» Task requirements
Collect each line of the entries that holds the string "heart".

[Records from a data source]
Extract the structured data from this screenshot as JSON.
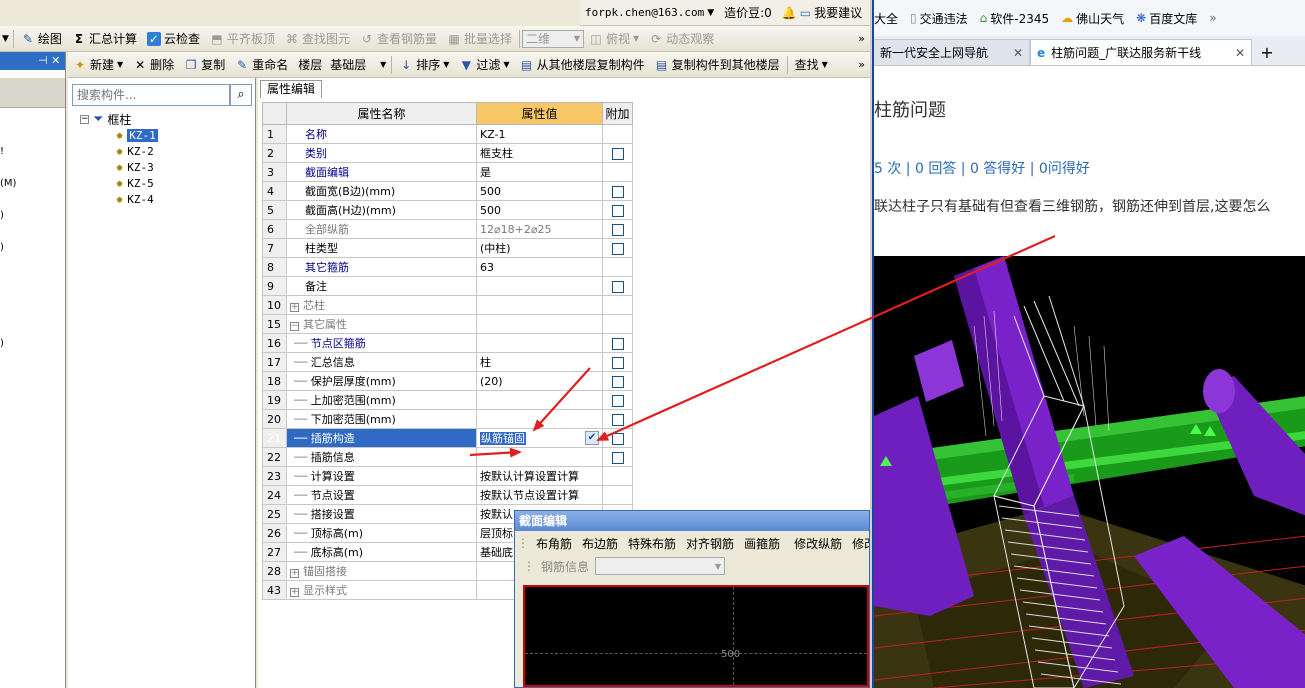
{
  "info_bar": {
    "email": "forpk.chen@163.com",
    "price_label": "造价豆:0",
    "suggest_label": "我要建议"
  },
  "main_toolbar": {
    "items": [
      {
        "label": "绘图",
        "disabled": false
      },
      {
        "label": "汇总计算",
        "disabled": false
      },
      {
        "label": "云检查",
        "disabled": false
      },
      {
        "label": "平齐板顶",
        "disabled": true
      },
      {
        "label": "查找图元",
        "disabled": true
      },
      {
        "label": "查看钢筋量",
        "disabled": true
      },
      {
        "label": "批量选择",
        "disabled": true
      }
    ],
    "view_combo": "二维",
    "view_items": [
      {
        "label": "俯视",
        "disabled": true
      },
      {
        "label": "动态观察",
        "disabled": true
      }
    ]
  },
  "component_toolbar": {
    "items": [
      "新建",
      "删除",
      "复制",
      "重命名"
    ],
    "floor_label": "楼层",
    "floor_value": "基础层",
    "sort": "排序",
    "filter": "过滤",
    "copy_from": "从其他楼层复制构件",
    "copy_to": "复制构件到其他楼层",
    "find": "查找"
  },
  "left_panel": {
    "ticks": [
      "!",
      "(M)",
      ")",
      ")",
      ")"
    ]
  },
  "tree": {
    "search_placeholder": "搜索构件...",
    "root": "框柱",
    "children": [
      "KZ-1",
      "KZ-2",
      "KZ-3",
      "KZ-5",
      "KZ-4"
    ],
    "selected": "KZ-1"
  },
  "property_panel": {
    "tab": "属性编辑",
    "headers": {
      "name": "属性名称",
      "value": "属性值",
      "extra": "附加"
    },
    "rows": [
      {
        "num": "1",
        "name": "名称",
        "value": "KZ-1",
        "style": "blue",
        "check": false,
        "indent": 0
      },
      {
        "num": "2",
        "name": "类别",
        "value": "框支柱",
        "style": "blue",
        "check": true,
        "indent": 0
      },
      {
        "num": "3",
        "name": "截面编辑",
        "value": "是",
        "style": "blue",
        "check": false,
        "indent": 0
      },
      {
        "num": "4",
        "name": "截面宽(B边)(mm)",
        "value": "500",
        "style": "",
        "check": true,
        "indent": 0
      },
      {
        "num": "5",
        "name": "截面高(H边)(mm)",
        "value": "500",
        "style": "",
        "check": true,
        "indent": 0
      },
      {
        "num": "6",
        "name": "全部纵筋",
        "value": "12⌀18+2⌀25",
        "style": "gray",
        "check": true,
        "indent": 0
      },
      {
        "num": "7",
        "name": "柱类型",
        "value": "(中柱)",
        "style": "",
        "check": true,
        "indent": 0
      },
      {
        "num": "8",
        "name": "其它箍筋",
        "value": "63",
        "style": "blue",
        "check": false,
        "indent": 0
      },
      {
        "num": "9",
        "name": "备注",
        "value": "",
        "style": "",
        "check": true,
        "indent": 0
      },
      {
        "num": "10",
        "name": "芯柱",
        "value": "",
        "style": "gray",
        "check": false,
        "indent": 0,
        "expander": "+"
      },
      {
        "num": "15",
        "name": "其它属性",
        "value": "",
        "style": "gray",
        "check": false,
        "indent": 0,
        "expander": "−"
      },
      {
        "num": "16",
        "name": "节点区箍筋",
        "value": "",
        "style": "blue",
        "check": true,
        "indent": 1
      },
      {
        "num": "17",
        "name": "汇总信息",
        "value": "柱",
        "style": "",
        "check": true,
        "indent": 1
      },
      {
        "num": "18",
        "name": "保护层厚度(mm)",
        "value": "(20)",
        "style": "",
        "check": true,
        "indent": 1
      },
      {
        "num": "19",
        "name": "上加密范围(mm)",
        "value": "",
        "style": "",
        "check": true,
        "indent": 1
      },
      {
        "num": "20",
        "name": "下加密范围(mm)",
        "value": "",
        "style": "",
        "check": true,
        "indent": 1
      },
      {
        "num": "21",
        "name": "插筋构造",
        "value": "纵筋锚固",
        "style": "",
        "check": true,
        "indent": 1,
        "selected": true
      },
      {
        "num": "22",
        "name": "插筋信息",
        "value": "",
        "style": "",
        "check": true,
        "indent": 1
      },
      {
        "num": "23",
        "name": "计算设置",
        "value": "按默认计算设置计算",
        "style": "",
        "check": false,
        "indent": 1
      },
      {
        "num": "24",
        "name": "节点设置",
        "value": "按默认节点设置计算",
        "style": "",
        "check": false,
        "indent": 1
      },
      {
        "num": "25",
        "name": "搭接设置",
        "value": "按默认",
        "style": "",
        "check": false,
        "indent": 1
      },
      {
        "num": "26",
        "name": "顶标高(m)",
        "value": "层顶标",
        "style": "",
        "check": false,
        "indent": 1
      },
      {
        "num": "27",
        "name": "底标高(m)",
        "value": "基础底",
        "style": "",
        "check": false,
        "indent": 1
      },
      {
        "num": "28",
        "name": "锚固搭接",
        "value": "",
        "style": "gray",
        "check": false,
        "indent": 0,
        "expander": "+"
      },
      {
        "num": "43",
        "name": "显示样式",
        "value": "",
        "style": "gray",
        "check": false,
        "indent": 0,
        "expander": "+"
      }
    ]
  },
  "section_window": {
    "title": "截面编辑",
    "tools": [
      "布角筋",
      "布边筋",
      "特殊布筋",
      "对齐钢筋",
      "画箍筋",
      "修改纵筋",
      "修改"
    ],
    "rebar_info_label": "钢筋信息",
    "dimension": "500"
  },
  "browser": {
    "bookmarks": [
      "大全",
      "交通违法",
      "软件-2345",
      "佛山天气",
      "百度文库"
    ],
    "tabs": [
      {
        "label": "新一代安全上网导航",
        "active": false
      },
      {
        "label": "柱筋问题_广联达服务新干线",
        "active": true
      }
    ],
    "page_title": "柱筋问题",
    "stats": "5 次 | 0 回答 | 0 答得好 | 0问得好",
    "question": "联达柱子只有基础有但查看三维钢筋，钢筋还伸到首层,这要怎么"
  },
  "colors": {
    "selection": "#316ac5",
    "value_header": "#f8c867",
    "annotation_arrow": "#e02020",
    "link_blue": "#2a6bb5"
  }
}
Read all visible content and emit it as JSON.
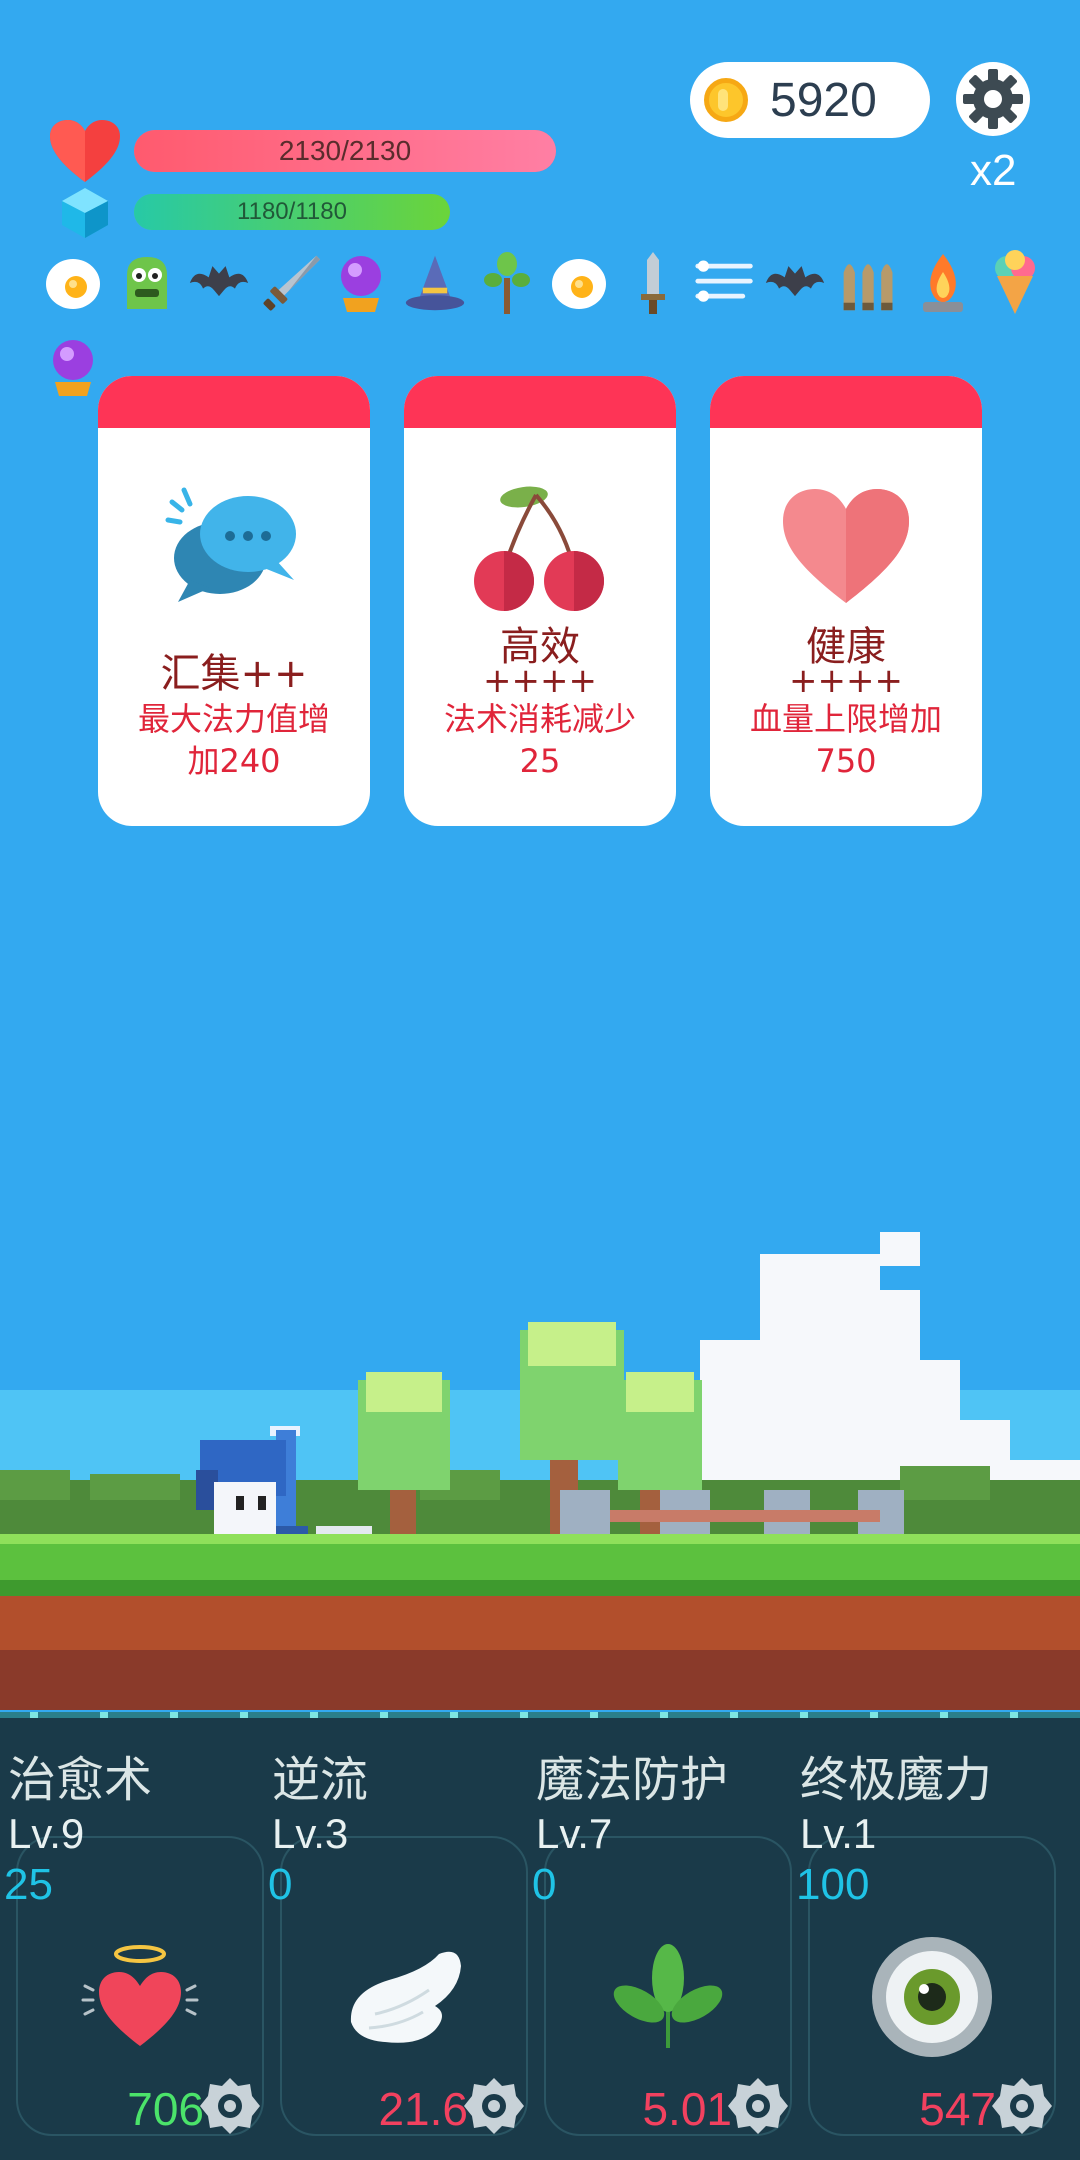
{
  "hud": {
    "coins": "5920",
    "multiplier": "x2",
    "hp_text": "2130/2130",
    "hp_fraction": 1.0,
    "mp_text": "1180/1180",
    "mp_fraction": 1.0,
    "colors": {
      "hp": "#ff5a6e",
      "mp": "#4bd47e",
      "coin": "#fdc62b"
    }
  },
  "items": [
    {
      "name": "fried-egg-icon"
    },
    {
      "name": "green-monster-icon"
    },
    {
      "name": "bat-icon"
    },
    {
      "name": "sword-icon"
    },
    {
      "name": "crystal-ball-icon"
    },
    {
      "name": "wizard-hat-icon"
    },
    {
      "name": "sapling-icon"
    },
    {
      "name": "fried-egg-icon"
    },
    {
      "name": "dagger-icon"
    },
    {
      "name": "wind-lines-icon"
    },
    {
      "name": "bat-icon"
    },
    {
      "name": "bullets-icon"
    },
    {
      "name": "campfire-icon"
    },
    {
      "name": "ice-cream-icon"
    },
    {
      "name": "crystal-ball-icon"
    }
  ],
  "cards": [
    {
      "title": "汇集++",
      "plus": "",
      "desc1": "最大法力值增",
      "desc2": "加240",
      "icon": "speech-bubbles-icon"
    },
    {
      "title": "高效",
      "plus": "++++",
      "desc1": "法术消耗减少",
      "desc2": "25",
      "icon": "cherry-icon"
    },
    {
      "title": "健康",
      "plus": "++++",
      "desc1": "血量上限增加",
      "desc2": "750",
      "icon": "heart-icon"
    }
  ],
  "skills": [
    {
      "name": "治愈术",
      "level": "Lv.9",
      "cost": "25",
      "value": "706",
      "value_color": "#4be36a",
      "icon": "angel-heart-icon"
    },
    {
      "name": "逆流",
      "level": "Lv.3",
      "cost": "0",
      "value": "21.6",
      "value_color": "#f2415f",
      "icon": "wing-icon"
    },
    {
      "name": "魔法防护",
      "level": "Lv.7",
      "cost": "0",
      "value": "5.01",
      "value_color": "#f2415f",
      "icon": "leaf-icon"
    },
    {
      "name": "终极魔力",
      "level": "Lv.1",
      "cost": "100",
      "value": "547",
      "value_color": "#f2415f",
      "icon": "eye-icon"
    }
  ]
}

» Task result
      "icon": "heart-icon"
      "icon": "angel-heart-icon"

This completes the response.